-- BEGIN Text shown --

Even artistic work is labour, a kind of grind. Over the past few months, Cape Town artist Marsi van de Heuvel has spent most of her waking time hunched over a desk in her fourth-floor flat on Kloof Street drawing flowers with fibre-tip pens in preparation for her show at Smith Studio.
When not drawing flowers from photographs, she fills in large sheets of imported Fabriano paper from Italy with one-directional inked lines, adding layers like painted brushstrokes until she achieves the desired optical zing with her colour-field compositions. Van de Heuvel describes the drudgery as “monotonous” and “meditative”.
I ask the 29-year-old artist how she avoids the physical stresses and strains
that accompany this kind of repetitive work. Her answer: clean living. “I have
been so strict,” says van de Heuvel, who has been drawing almost non-stop since her successful debut exhibition with dealers Candace Marshall-Smith and Amy Ellenbogen in June 2015. “I even stopped drinking for a few months. The only times I see friends are when I go to yoga or for a walk. I have no weekends.
I only go out on someone’s birthday.” Van de Heuvel is seated in her whitewashed lounge-cum-studio. Despite the foul winds raging just outside her window, which faces Table Mountain, the mood in her flat is tranquil. Yoga, she explains, is helpful in avoiding repetitive motion strain.
Van de Heuvel, who grew up grew in Kraaifontein, a peripheral suburb on
N1 towards Paarl and Stellenbosch, bends her hand back in demonstration.
Supple. The yoga routine, she elaborates, forms part of a regimen marked by
After waking, usually between six and seven, van de Heuvel will do yoga
in her flat, have tea, and then draw until noon. When the canon on Signal Hill
sounds midday she will head off to a yoga class at Dunkley Square. After lunch
she draws right through to evening, takes dinner, walks, and then resumes
drawing until 10pm, bedtime.
Van de Heuvel fills the solitude and silence with podcasts: On Being with Krista Tippett, This American Life, Radio Lab, TED Talks — she has ploughed through them all. There is a mathematical point to this elaboration of van de Heuvel’s work routine.
Unlike her debut exhibition at Smith, which was titled Entanglement and featured 14 drawings of black seascapes and abstract swathes of blue, as well as five paintings of volcanic clouds in various shades of indigo, her new exhibition, Ceremony, comprises only drawings. There are 36 in total.
A single large drawing takes about two weeks to complete. Van de Heuvel’s show is the product of a year-long devotion to the pen. “One of the reasons I like the pen, is that the labour is obvious. It makes the work more obvious, especially with the abstract pieces.” She pauses. “It is harder to see that in paintings sometimes.”

-- END Text shown --
-- BEGIN Extracted data --

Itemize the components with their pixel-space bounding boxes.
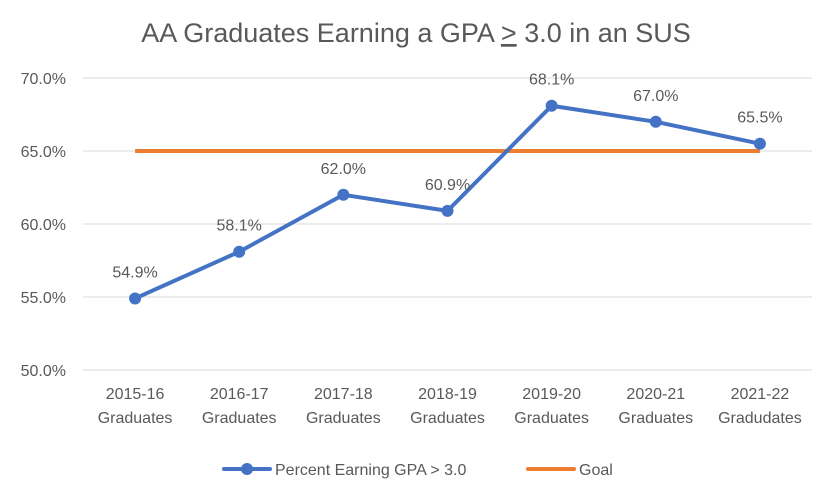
data-point	[441, 204, 454, 217]
legend-marker-percent	[241, 463, 253, 475]
x-tick-label: Graduates	[514, 410, 589, 427]
y-tick-label: 50.0%	[21, 363, 66, 380]
data-label: 60.9%	[425, 177, 470, 194]
x-tick-label: 2018-19	[418, 386, 477, 403]
data-point	[649, 115, 662, 128]
x-tick-label: Graduates	[618, 410, 693, 427]
x-tick-label: Gradudates	[718, 410, 802, 427]
chart-title: AA Graduates Earning a GPA > 3.0 in an S…	[141, 18, 691, 48]
data-label: 67.0%	[633, 88, 678, 105]
x-tick-label: 2019-20	[522, 386, 581, 403]
gridlines	[83, 77, 812, 371]
y-tick-label: 55.0%	[21, 290, 66, 307]
x-tick-label: 2020-21	[626, 386, 685, 403]
y-tick-label: 65.0%	[21, 144, 66, 161]
y-tick-label: 70.0%	[21, 71, 66, 88]
legend: Percent Earning GPA > 3.0 Goal	[222, 462, 613, 479]
data-label: 65.5%	[737, 110, 782, 127]
data-point	[337, 188, 350, 201]
data-label: 62.0%	[321, 161, 366, 178]
x-tick-label: 2016-17	[210, 386, 269, 403]
legend-label-percent: Percent Earning GPA > 3.0	[275, 462, 466, 479]
data-point	[129, 292, 142, 305]
x-tick-label: 2017-18	[314, 386, 373, 403]
x-tick-label: 2015-16	[106, 386, 165, 403]
y-axis: 50.0% 55.0% 60.0% 65.0% 70.0%	[21, 71, 66, 380]
data-label: 58.1%	[217, 218, 262, 235]
series-group: 54.9% 58.1% 62.0% 60.9% 68.1% 67.0% 65.5%	[112, 72, 783, 305]
series-line-percent	[134, 103, 761, 301]
legend-label-goal: Goal	[579, 462, 613, 479]
x-tick-label: Graduates	[410, 410, 485, 427]
x-tick-label: Graduates	[306, 410, 381, 427]
data-point	[753, 137, 766, 150]
data-label: 54.9%	[112, 264, 157, 281]
y-tick-label: 60.0%	[21, 217, 66, 234]
x-axis: 2015-16 Graduates 2016-17 Graduates 2017-18 G…	[98, 386, 802, 427]
x-tick-label: 2021-22	[731, 386, 790, 403]
data-point	[545, 99, 558, 112]
data-point	[233, 245, 246, 258]
x-tick-label: Graduates	[202, 410, 277, 427]
x-tick-label: Graduates	[98, 410, 173, 427]
data-label: 68.1%	[529, 72, 574, 89]
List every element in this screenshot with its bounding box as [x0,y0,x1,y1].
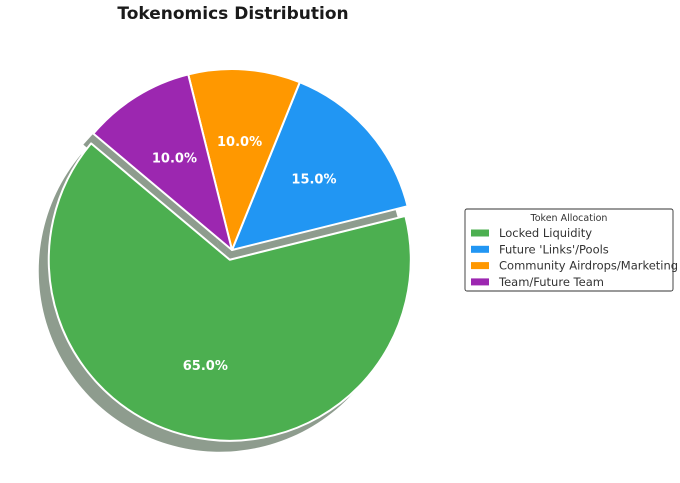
percentage-labels: 65.0% 15.0% 10.0% 10.0% [152,135,337,374]
legend-title: Token Allocation [530,213,608,224]
legend-box [464,208,674,292]
legend-label-locked-liquidity: Locked Liquidity [499,226,592,240]
chart-title: Tokenomics Distribution [117,4,348,24]
legend: Token Allocation Locked Liquidity Future … [464,208,678,292]
legend-label-community-airdrops-marketing: Community Airdrops/Marketing [499,259,678,273]
slice-future-links-pools [231,81,409,251]
pct-label-future-links-pools: 15.0% [291,172,336,187]
pie-slices [47,68,412,442]
legend-label-future-links-pools: Future 'Links'/Pools [499,242,609,256]
legend-swatch-team-future-team [471,278,489,286]
pct-label-team-future-team: 10.0% [152,151,197,166]
slice-community-airdrops-marketing [187,68,301,251]
pct-label-community-airdrops-marketing: 10.0% [217,135,262,150]
legend-swatch-community-airdrops-marketing [471,262,489,270]
pct-label-locked-liquidity: 65.0% [183,359,228,374]
legend-swatch-future-links-pools [471,245,489,253]
legend-label-team-future-team: Team/Future Team [498,275,604,289]
slice-team-future-team [92,73,233,251]
slice-locked-liquidity [47,142,412,442]
legend-swatch-locked-liquidity [471,229,489,237]
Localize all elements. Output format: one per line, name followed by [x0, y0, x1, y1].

-- END Extracted data --

## Task list:
A – In the article on Marsi van de Heuvel, repeat word for word the part that opens with the words containing "Even artistic work" and closes with "at Smith Studio.".
B – Answer these questions using the article on Marsi van de Heuvel:
(i) How old is the artist?
(ii) Where does she go for her midday yoga class?
(iii) How many drawings are in her new exhibition, Ceremony?
C – Write the next part of the article on Marsi van de Heuvel, picking up after its last sentence.

## Exercise answers:
A –
Even artistic work is labour, a kind of grind. Over the past few months, Cape Town artist Marsi van de Heuvel has spent most of her waking time hunched over a desk in her fourth-floor flat on Kloof Street drawing flowers with fibre-tip pens in preparation for her show at Smith Studio.

B –
(i) 29
(ii) Dunkley Square
(iii) 36

C –
Being able to see the labour in an artwork is important to her, she adds.
Not that she’s dismissive of painting. Although currently betrothed to the pen,
van de Heuvel was trained as a painter at the Ruth Prowse School of Art. After
graduating, she briefly assisted expressionist painter Wayne Barker for a few
months in 2010. “I survived,” she laughs.
In 2012 she held a two-person show with Maya Marshak at a pop-up gallery on Long Street. Her ink landscapes sold well. “I can do this,” she thought. Following a two-month cycling holiday from Spain to France with photographer Stan Engelbrecht, she began work on a series of ink drawings of deep space. Using only black ink, van de Heuvel conjured porthole views of starry vistas. Her Dark Matter series also challenged the gender stereotypes attached to space, with sympathetic portraits of Sigourney “Alien” Weaver and Valentina Tereshkova, the Russian cosmonaut who became the first woman to travel in space in 1963.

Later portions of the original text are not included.